--- Required task ---
Look through the data for the string "levy". Copy every line where it is found.

--- Records shown ---
—————
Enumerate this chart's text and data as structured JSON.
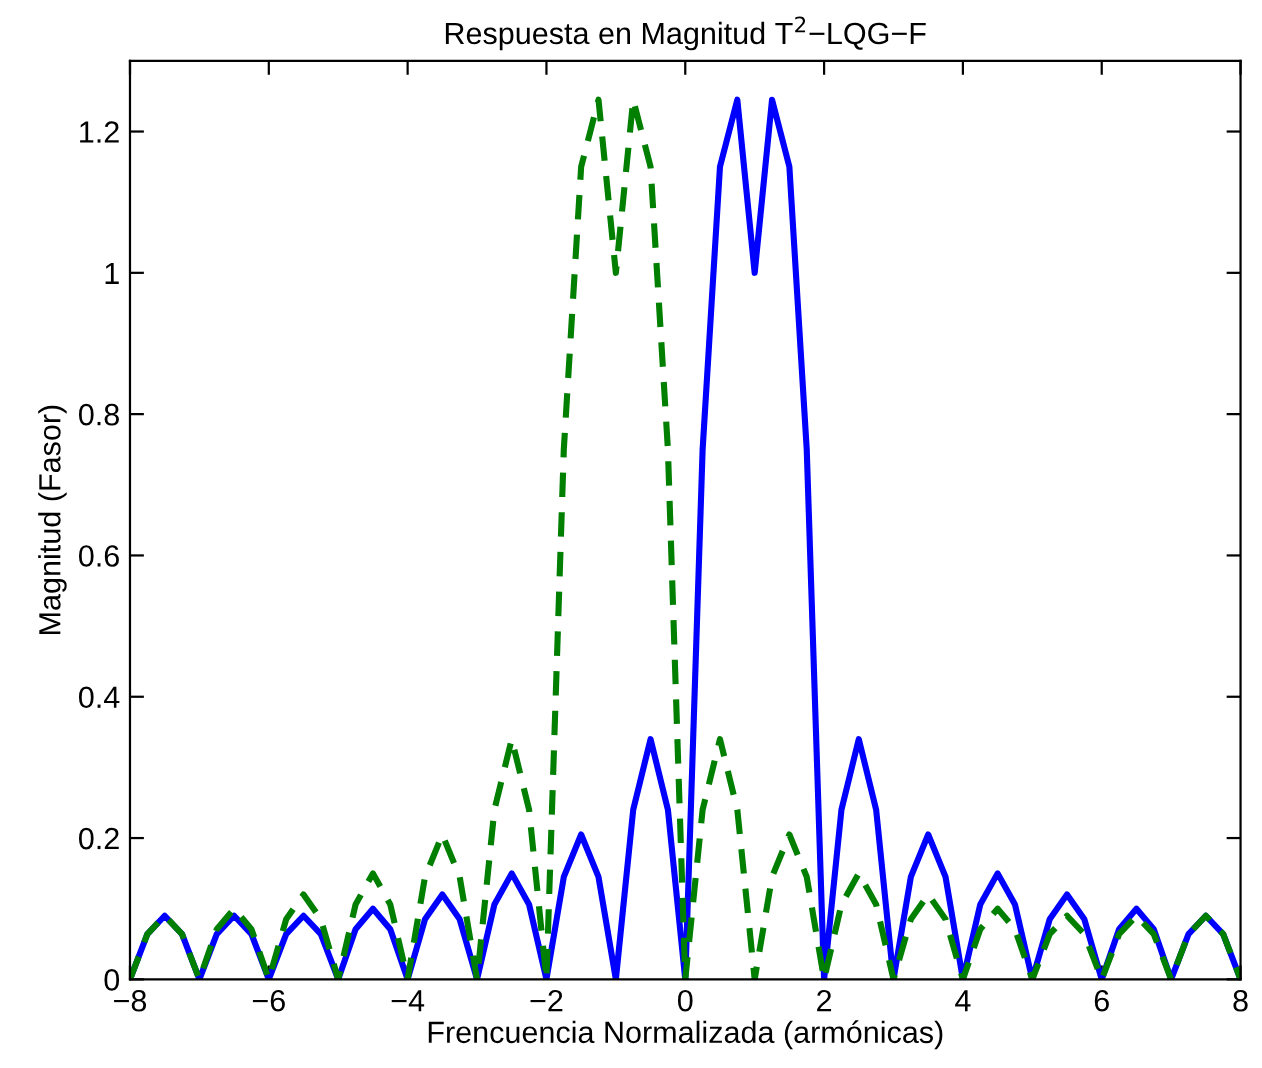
{
  "chart_data": {
    "type": "line",
    "title": "Respuesta en Magnitud T$^{2}$−LQG−F",
    "xlabel": "Frencuencia Normalizada (armónicas)",
    "ylabel": "Magnitud (Fasor)",
    "x": [
      -8,
      -7.75,
      -7.5,
      -7.25,
      -7,
      -6.75,
      -6.5,
      -6.25,
      -6,
      -5.75,
      -5.5,
      -5.25,
      -5,
      -4.75,
      -4.5,
      -4.25,
      -4,
      -3.75,
      -3.5,
      -3.25,
      -3,
      -2.75,
      -2.5,
      -2.25,
      -2,
      -1.75,
      -1.5,
      -1.25,
      -1,
      -0.75,
      -0.5,
      -0.25,
      0,
      0.25,
      0.5,
      0.75,
      1,
      1.25,
      1.5,
      1.75,
      2,
      2.25,
      2.5,
      2.75,
      3,
      3.25,
      3.5,
      3.75,
      4,
      4.25,
      4.5,
      4.75,
      5,
      5.25,
      5.5,
      5.75,
      6,
      6.25,
      6.5,
      6.75,
      7,
      7.25,
      7.5,
      7.75,
      8
    ],
    "series": [
      {
        "color": "#0000ff",
        "line_style": "solid",
        "values": [
          0,
          0.064,
          0.09,
          0.064,
          0,
          0.064,
          0.09,
          0.064,
          0,
          0.064,
          0.09,
          0.064,
          0,
          0.071,
          0.1,
          0.071,
          0,
          0.085,
          0.12,
          0.085,
          0,
          0.106,
          0.15,
          0.106,
          0,
          0.145,
          0.205,
          0.145,
          0,
          0.24,
          0.34,
          0.24,
          0,
          0.75,
          1.15,
          1.245,
          1.0,
          1.245,
          1.15,
          0.75,
          0,
          0.24,
          0.34,
          0.24,
          0,
          0.145,
          0.205,
          0.145,
          0,
          0.106,
          0.15,
          0.106,
          0,
          0.085,
          0.12,
          0.085,
          0,
          0.071,
          0.1,
          0.071,
          0,
          0.064,
          0.09,
          0.064,
          0
        ]
      },
      {
        "color": "#007f00",
        "line_style": "dashed",
        "values": [
          0,
          0.064,
          0.09,
          0.064,
          0,
          0.071,
          0.1,
          0.071,
          0,
          0.085,
          0.12,
          0.085,
          0,
          0.106,
          0.15,
          0.106,
          0,
          0.145,
          0.205,
          0.145,
          0,
          0.24,
          0.34,
          0.24,
          0,
          0.75,
          1.15,
          1.245,
          1.0,
          1.245,
          1.15,
          0.75,
          0,
          0.24,
          0.34,
          0.24,
          0,
          0.145,
          0.205,
          0.145,
          0,
          0.106,
          0.15,
          0.106,
          0,
          0.085,
          0.12,
          0.085,
          0,
          0.071,
          0.1,
          0.071,
          0,
          0.064,
          0.09,
          0.064,
          0,
          0.064,
          0.09,
          0.064,
          0,
          0.064,
          0.09,
          0.064,
          0
        ]
      }
    ],
    "xlim": [
      -8,
      8
    ],
    "xticks": [
      -8,
      -6,
      -4,
      -2,
      0,
      2,
      4,
      6,
      8
    ],
    "ylim": [
      0,
      1.3
    ],
    "yticks": [
      0,
      0.2,
      0.4,
      0.6,
      0.8,
      1,
      1.2
    ],
    "grid": false,
    "legend": false
  }
}
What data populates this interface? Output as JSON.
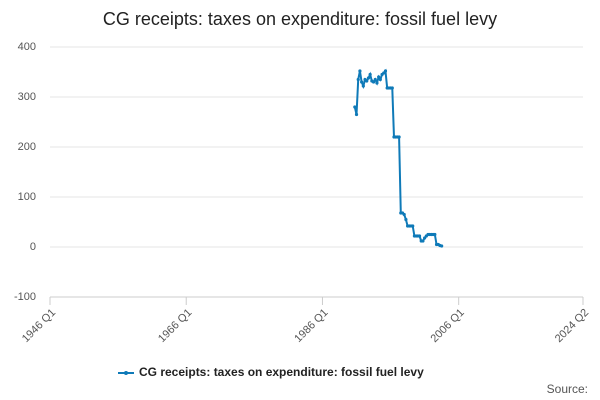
{
  "chart_data": {
    "type": "line",
    "title": "CG receipts: taxes on expenditure: fossil fuel levy",
    "source": "Source:",
    "x": [
      1990.75,
      1991,
      1991.25,
      1991.5,
      1991.75,
      1992,
      1992.25,
      1992.5,
      1992.75,
      1993,
      1993.25,
      1993.5,
      1993.75,
      1994,
      1994.25,
      1994.5,
      1994.75,
      1995,
      1995.25,
      1995.5,
      1995.75,
      1996,
      1996.25,
      1996.5,
      1996.75,
      1997,
      1997.25,
      1997.5,
      1997.75,
      1998,
      1998.25,
      1998.5,
      1998.75,
      1999,
      1999.25,
      1999.5,
      1999.75,
      2000,
      2000.25,
      2000.5,
      2000.75,
      2001,
      2001.25,
      2001.5,
      2001.75,
      2002,
      2002.25,
      2002.5,
      2002.75,
      2003,
      2003.25,
      2003.5
    ],
    "series": [
      {
        "name": "CG receipts: taxes on expenditure: fossil fuel levy",
        "color": "#0f7ab8",
        "values": [
          280,
          265,
          335,
          352,
          330,
          322,
          335,
          332,
          338,
          345,
          332,
          330,
          335,
          328,
          340,
          335,
          345,
          348,
          352,
          318,
          318,
          318,
          318,
          220,
          220,
          220,
          220,
          68,
          68,
          65,
          55,
          42,
          42,
          42,
          42,
          22,
          22,
          22,
          22,
          12,
          12,
          18,
          22,
          25,
          25,
          25,
          25,
          25,
          5,
          5,
          3,
          2
        ]
      }
    ],
    "xlim": [
      1946,
      2024.25
    ],
    "xticks": [
      {
        "value": 1946,
        "label": "1946 Q1"
      },
      {
        "value": 1966,
        "label": "1966 Q1"
      },
      {
        "value": 1986,
        "label": "1986 Q1"
      },
      {
        "value": 2006,
        "label": "2006 Q1"
      },
      {
        "value": 2024.25,
        "label": "2024 Q2"
      }
    ],
    "ylim": [
      -100,
      400
    ],
    "yticks": [
      -100,
      0,
      100,
      200,
      300,
      400
    ],
    "grid": true,
    "legend": "bottom"
  }
}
—————
--- Exercise output ---
    "title": "CG receipts: taxes on expenditure: fossil fuel levy",
        "name": "CG receipts: taxes on expenditure: fossil fuel levy",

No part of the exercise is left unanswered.